## Aim
All the data should come back exactly as it was given.

★ ★ ★ ★ ★ ★ ★

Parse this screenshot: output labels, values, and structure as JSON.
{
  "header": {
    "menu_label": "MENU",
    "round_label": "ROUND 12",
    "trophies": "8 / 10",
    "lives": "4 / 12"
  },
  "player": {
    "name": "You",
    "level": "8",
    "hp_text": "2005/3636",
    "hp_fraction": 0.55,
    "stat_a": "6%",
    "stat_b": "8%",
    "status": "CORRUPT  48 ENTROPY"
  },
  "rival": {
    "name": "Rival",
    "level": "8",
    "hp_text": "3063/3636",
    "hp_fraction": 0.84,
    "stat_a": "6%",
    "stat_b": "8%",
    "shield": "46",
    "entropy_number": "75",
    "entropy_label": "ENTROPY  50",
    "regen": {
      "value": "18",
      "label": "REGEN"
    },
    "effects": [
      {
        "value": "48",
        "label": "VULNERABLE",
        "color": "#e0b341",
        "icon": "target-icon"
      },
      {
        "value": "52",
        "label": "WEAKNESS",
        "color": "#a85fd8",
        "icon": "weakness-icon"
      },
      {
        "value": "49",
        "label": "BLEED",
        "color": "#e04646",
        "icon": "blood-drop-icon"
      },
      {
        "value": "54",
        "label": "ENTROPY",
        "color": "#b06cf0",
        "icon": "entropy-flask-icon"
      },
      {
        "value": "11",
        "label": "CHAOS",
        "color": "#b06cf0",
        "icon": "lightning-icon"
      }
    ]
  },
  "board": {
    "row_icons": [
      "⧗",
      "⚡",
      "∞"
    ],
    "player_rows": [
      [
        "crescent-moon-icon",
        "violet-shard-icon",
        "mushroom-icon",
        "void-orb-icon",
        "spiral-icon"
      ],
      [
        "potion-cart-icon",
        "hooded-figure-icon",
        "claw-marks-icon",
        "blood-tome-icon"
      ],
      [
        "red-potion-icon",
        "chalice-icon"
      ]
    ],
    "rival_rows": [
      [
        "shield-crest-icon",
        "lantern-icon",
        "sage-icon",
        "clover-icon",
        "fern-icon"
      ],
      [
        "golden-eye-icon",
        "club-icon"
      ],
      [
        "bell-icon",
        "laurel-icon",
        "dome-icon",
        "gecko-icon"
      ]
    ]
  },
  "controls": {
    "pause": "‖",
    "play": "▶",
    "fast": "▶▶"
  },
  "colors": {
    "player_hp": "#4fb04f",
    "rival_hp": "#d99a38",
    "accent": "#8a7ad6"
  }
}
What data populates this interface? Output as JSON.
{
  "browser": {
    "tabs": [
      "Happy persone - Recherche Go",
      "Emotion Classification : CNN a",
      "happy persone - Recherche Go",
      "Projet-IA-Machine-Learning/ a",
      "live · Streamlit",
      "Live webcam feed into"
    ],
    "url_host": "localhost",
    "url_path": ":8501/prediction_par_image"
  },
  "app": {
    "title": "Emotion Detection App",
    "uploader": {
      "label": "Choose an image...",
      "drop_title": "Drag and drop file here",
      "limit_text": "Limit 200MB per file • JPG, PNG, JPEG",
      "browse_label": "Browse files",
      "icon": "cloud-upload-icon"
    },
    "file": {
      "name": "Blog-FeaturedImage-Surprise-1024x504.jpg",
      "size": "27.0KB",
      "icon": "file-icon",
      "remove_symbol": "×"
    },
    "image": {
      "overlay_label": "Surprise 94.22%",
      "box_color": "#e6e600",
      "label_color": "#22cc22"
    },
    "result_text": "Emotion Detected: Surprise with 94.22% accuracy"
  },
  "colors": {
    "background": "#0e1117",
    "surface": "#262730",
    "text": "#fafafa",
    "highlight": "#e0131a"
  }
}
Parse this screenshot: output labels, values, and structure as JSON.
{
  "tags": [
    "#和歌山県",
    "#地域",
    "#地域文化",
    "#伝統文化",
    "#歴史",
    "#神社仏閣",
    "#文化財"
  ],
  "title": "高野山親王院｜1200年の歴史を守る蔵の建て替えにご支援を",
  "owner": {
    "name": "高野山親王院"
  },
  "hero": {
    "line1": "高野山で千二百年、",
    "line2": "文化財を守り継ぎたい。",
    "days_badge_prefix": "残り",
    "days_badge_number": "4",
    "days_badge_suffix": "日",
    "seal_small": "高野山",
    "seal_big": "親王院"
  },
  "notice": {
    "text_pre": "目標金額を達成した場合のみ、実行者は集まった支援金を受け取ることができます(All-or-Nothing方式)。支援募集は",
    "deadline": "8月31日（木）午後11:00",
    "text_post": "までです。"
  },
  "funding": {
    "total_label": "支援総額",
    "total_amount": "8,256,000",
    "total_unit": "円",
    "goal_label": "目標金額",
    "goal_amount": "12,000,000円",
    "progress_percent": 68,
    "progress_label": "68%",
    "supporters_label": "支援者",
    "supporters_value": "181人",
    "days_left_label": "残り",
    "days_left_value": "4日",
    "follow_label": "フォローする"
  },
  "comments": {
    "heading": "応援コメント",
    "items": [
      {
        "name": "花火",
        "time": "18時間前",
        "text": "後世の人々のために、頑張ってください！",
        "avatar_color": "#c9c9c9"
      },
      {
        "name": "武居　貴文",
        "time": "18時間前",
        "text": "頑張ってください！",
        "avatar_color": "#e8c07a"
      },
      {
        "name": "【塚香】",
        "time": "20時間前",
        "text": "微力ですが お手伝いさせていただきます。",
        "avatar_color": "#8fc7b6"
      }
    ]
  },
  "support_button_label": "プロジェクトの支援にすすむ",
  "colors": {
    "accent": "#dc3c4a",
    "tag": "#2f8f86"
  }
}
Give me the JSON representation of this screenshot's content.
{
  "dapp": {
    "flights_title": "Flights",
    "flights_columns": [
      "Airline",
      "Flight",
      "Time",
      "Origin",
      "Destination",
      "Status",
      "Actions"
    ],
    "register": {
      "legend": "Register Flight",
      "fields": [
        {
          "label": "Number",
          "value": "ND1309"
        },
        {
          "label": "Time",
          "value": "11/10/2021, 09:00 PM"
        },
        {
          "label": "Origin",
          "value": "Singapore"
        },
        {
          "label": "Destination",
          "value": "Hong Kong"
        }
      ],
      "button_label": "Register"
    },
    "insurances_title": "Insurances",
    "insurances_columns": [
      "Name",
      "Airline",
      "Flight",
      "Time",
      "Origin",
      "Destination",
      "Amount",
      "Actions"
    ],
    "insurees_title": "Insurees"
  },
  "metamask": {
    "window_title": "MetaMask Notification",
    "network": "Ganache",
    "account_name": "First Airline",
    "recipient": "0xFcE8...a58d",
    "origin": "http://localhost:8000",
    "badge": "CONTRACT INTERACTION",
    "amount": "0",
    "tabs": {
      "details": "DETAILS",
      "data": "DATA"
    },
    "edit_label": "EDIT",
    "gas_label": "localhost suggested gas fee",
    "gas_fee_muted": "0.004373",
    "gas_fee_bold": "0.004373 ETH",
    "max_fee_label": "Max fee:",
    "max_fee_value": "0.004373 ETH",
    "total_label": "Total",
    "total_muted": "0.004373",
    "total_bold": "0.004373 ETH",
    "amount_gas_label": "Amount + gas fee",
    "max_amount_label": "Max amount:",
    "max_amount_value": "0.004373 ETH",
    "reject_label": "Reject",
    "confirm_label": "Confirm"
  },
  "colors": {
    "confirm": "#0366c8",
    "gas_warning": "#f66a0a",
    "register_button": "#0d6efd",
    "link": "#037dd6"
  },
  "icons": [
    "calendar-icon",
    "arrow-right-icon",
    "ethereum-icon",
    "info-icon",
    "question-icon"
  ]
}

★ ★ ★ ★ ★ ★ ★

## Output of the exercise
Parse this screenshot: output labels, values, and structure as JSON.
{
  "header": {
    "menu_label": "MENU",
    "round_label": "ROUND 12",
    "trophies": "8 / 10",
    "lives": "4 / 12"
  },
  "player": {
    "name": "You",
    "level": "8",
    "hp_text": "2005/3636",
    "hp_fraction": 0.55,
    "stat_a": "6%",
    "stat_b": "8%",
    "status": "CORRUPT  48 ENTROPY"
  },
  "rival": {
    "name": "Rival",
    "level": "8",
    "hp_text": "3063/3636",
    "hp_fraction": 0.84,
    "stat_a": "6%",
    "stat_b": "8%",
    "shield": "46",
    "entropy_number": "75",
    "entropy_label": "ENTROPY  50",
    "regen": {
      "value": "18",
      "label": "REGEN"
    },
    "effects": [
      {
        "value": "48",
        "label": "VULNERABLE",
        "color": "#e0b341",
        "icon": "target-icon"
      },
      {
        "value": "52",
        "label": "WEAKNESS",
        "color": "#a85fd8",
        "icon": "weakness-icon"
      },
      {
        "value": "49",
        "label": "BLEED",
        "color": "#e04646",
        "icon": "blood-drop-icon"
      },
      {
        "value": "54",
        "label": "ENTROPY",
        "color": "#b06cf0",
        "icon": "entropy-flask-icon"
      },
      {
        "value": "11",
        "label": "CHAOS",
        "color": "#b06cf0",
        "icon": "lightning-icon"
      }
    ]
  },
  "board": {
    "row_icons": [
      "⧗",
      "⚡",
      "∞"
    ],
    "player_rows": [
      [
        "crescent-moon-icon",
        "violet-shard-icon",
        "mushroom-icon",
        "void-orb-icon",
        "spiral-icon"
      ],
      [
        "potion-cart-icon",
        "hooded-figure-icon",
        "claw-marks-icon",
        "blood-tome-icon"
      ],
      [
        "red-potion-icon",
        "chalice-icon"
      ]
    ],
    "rival_rows": [
      [
        "shield-crest-icon",
        "lantern-icon",
        "sage-icon",
        "clover-icon",
        "fern-icon"
      ],
      [
        "golden-eye-icon",
        "club-icon"
      ],
      [
        "bell-icon",
        "laurel-icon",
        "dome-icon",
        "gecko-icon"
      ]
    ]
  },
  "controls": {
    "pause": "‖",
    "play": "▶",
    "fast": "▶▶"
  },
  "colors": {
    "player_hp": "#4fb04f",
    "rival_hp": "#d99a38",
    "accent": "#8a7ad6"
  }
}
What data populates this interface? Output as JSON.
{
  "browser": {
    "tabs": [
      "Happy persone - Recherche Go",
      "Emotion Classification : CNN a",
      "happy persone - Recherche Go",
      "Projet-IA-Machine-Learning/ a",
      "live · Streamlit",
      "Live webcam feed into"
    ],
    "url_host": "localhost",
    "url_path": ":8501/prediction_par_image"
  },
  "app": {
    "title": "Emotion Detection App",
    "uploader": {
      "label": "Choose an image...",
      "drop_title": "Drag and drop file here",
      "limit_text": "Limit 200MB per file • JPG, PNG, JPEG",
      "browse_label": "Browse files",
      "icon": "cloud-upload-icon"
    },
    "file": {
      "name": "Blog-FeaturedImage-Surprise-1024x504.jpg",
      "size": "27.0KB",
      "icon": "file-icon",
      "remove_symbol": "×"
    },
    "image": {
      "overlay_label": "Surprise 94.22%",
      "box_color": "#e6e600",
      "label_color": "#22cc22"
    },
    "result_text": "Emotion Detected: Surprise with 94.22% accuracy"
  },
  "colors": {
    "background": "#0e1117",
    "surface": "#262730",
    "text": "#fafafa",
    "highlight": "#e0131a"
  }
}
Parse this screenshot: output labels, values, and structure as JSON.
{
  "tags": [
    "#和歌山県",
    "#地域",
    "#地域文化",
    "#伝統文化",
    "#歴史",
    "#神社仏閣",
    "#文化財"
  ],
  "title": "高野山親王院｜1200年の歴史を守る蔵の建て替えにご支援を",
  "owner": {
    "name": "高野山親王院"
  },
  "hero": {
    "line1": "高野山で千二百年、",
    "line2": "文化財を守り継ぎたい。",
    "days_badge_prefix": "残り",
    "days_badge_number": "4",
    "days_badge_suffix": "日",
    "seal_small": "高野山",
    "seal_big": "親王院"
  },
  "notice": {
    "text_pre": "目標金額を達成した場合のみ、実行者は集まった支援金を受け取ることができます(All-or-Nothing方式)。支援募集は",
    "deadline": "8月31日（木）午後11:00",
    "text_post": "までです。"
  },
  "funding": {
    "total_label": "支援総額",
    "total_amount": "8,256,000",
    "total_unit": "円",
    "goal_label": "目標金額",
    "goal_amount": "12,000,000円",
    "progress_percent": 68,
    "progress_label": "68%",
    "supporters_label": "支援者",
    "supporters_value": "181人",
    "days_left_label": "残り",
    "days_left_value": "4日",
    "follow_label": "フォローする"
  },
  "comments": {
    "heading": "応援コメント",
    "items": [
      {
        "name": "花火",
        "time": "18時間前",
        "text": "後世の人々のために、頑張ってください！",
        "avatar_color": "#c9c9c9"
      },
      {
        "name": "武居　貴文",
        "time": "18時間前",
        "text": "頑張ってください！",
        "avatar_color": "#e8c07a"
      },
      {
        "name": "【塚香】",
        "time": "20時間前",
        "text": "微力ですが お手伝いさせていただきます。",
        "avatar_color": "#8fc7b6"
      }
    ]
  },
  "support_button_label": "プロジェクトの支援にすすむ",
  "colors": {
    "accent": "#dc3c4a",
    "tag": "#2f8f86"
  }
}
Give me the JSON representation of this screenshot's content.
{
  "dapp": {
    "flights_title": "Flights",
    "flights_columns": [
      "Airline",
      "Flight",
      "Time",
      "Origin",
      "Destination",
      "Status",
      "Actions"
    ],
    "register": {
      "legend": "Register Flight",
      "fields": [
        {
          "label": "Number",
          "value": "ND1309"
        },
        {
          "label": "Time",
          "value": "11/10/2021, 09:00 PM"
        },
        {
          "label": "Origin",
          "value": "Singapore"
        },
        {
          "label": "Destination",
          "value": "Hong Kong"
        }
      ],
      "button_label": "Register"
    },
    "insurances_title": "Insurances",
    "insurances_columns": [
      "Name",
      "Airline",
      "Flight",
      "Time",
      "Origin",
      "Destination",
      "Amount",
      "Actions"
    ],
    "insurees_title": "Insurees"
  },
  "metamask": {
    "window_title": "MetaMask Notification",
    "network": "Ganache",
    "account_name": "First Airline",
    "recipient": "0xFcE8...a58d",
    "origin": "http://localhost:8000",
    "badge": "CONTRACT INTERACTION",
    "amount": "0",
    "tabs": {
      "details": "DETAILS",
      "data": "DATA"
    },
    "edit_label": "EDIT",
    "gas_label": "localhost suggested gas fee",
    "gas_fee_muted": "0.004373",
    "gas_fee_bold": "0.004373 ETH",
    "max_fee_label": "Max fee:",
    "max_fee_value": "0.004373 ETH",
    "total_label": "Total",
    "total_muted": "0.004373",
    "total_bold": "0.004373 ETH",
    "amount_gas_label": "Amount + gas fee",
    "max_amount_label": "Max amount:",
    "max_amount_value": "0.004373 ETH",
    "reject_label": "Reject",
    "confirm_label": "Confirm"
  },
  "colors": {
    "confirm": "#0366c8",
    "gas_warning": "#f66a0a",
    "register_button": "#0d6efd",
    "link": "#037dd6"
  },
  "icons": [
    "calendar-icon",
    "arrow-right-icon",
    "ethereum-icon",
    "info-icon",
    "question-icon"
  ]
}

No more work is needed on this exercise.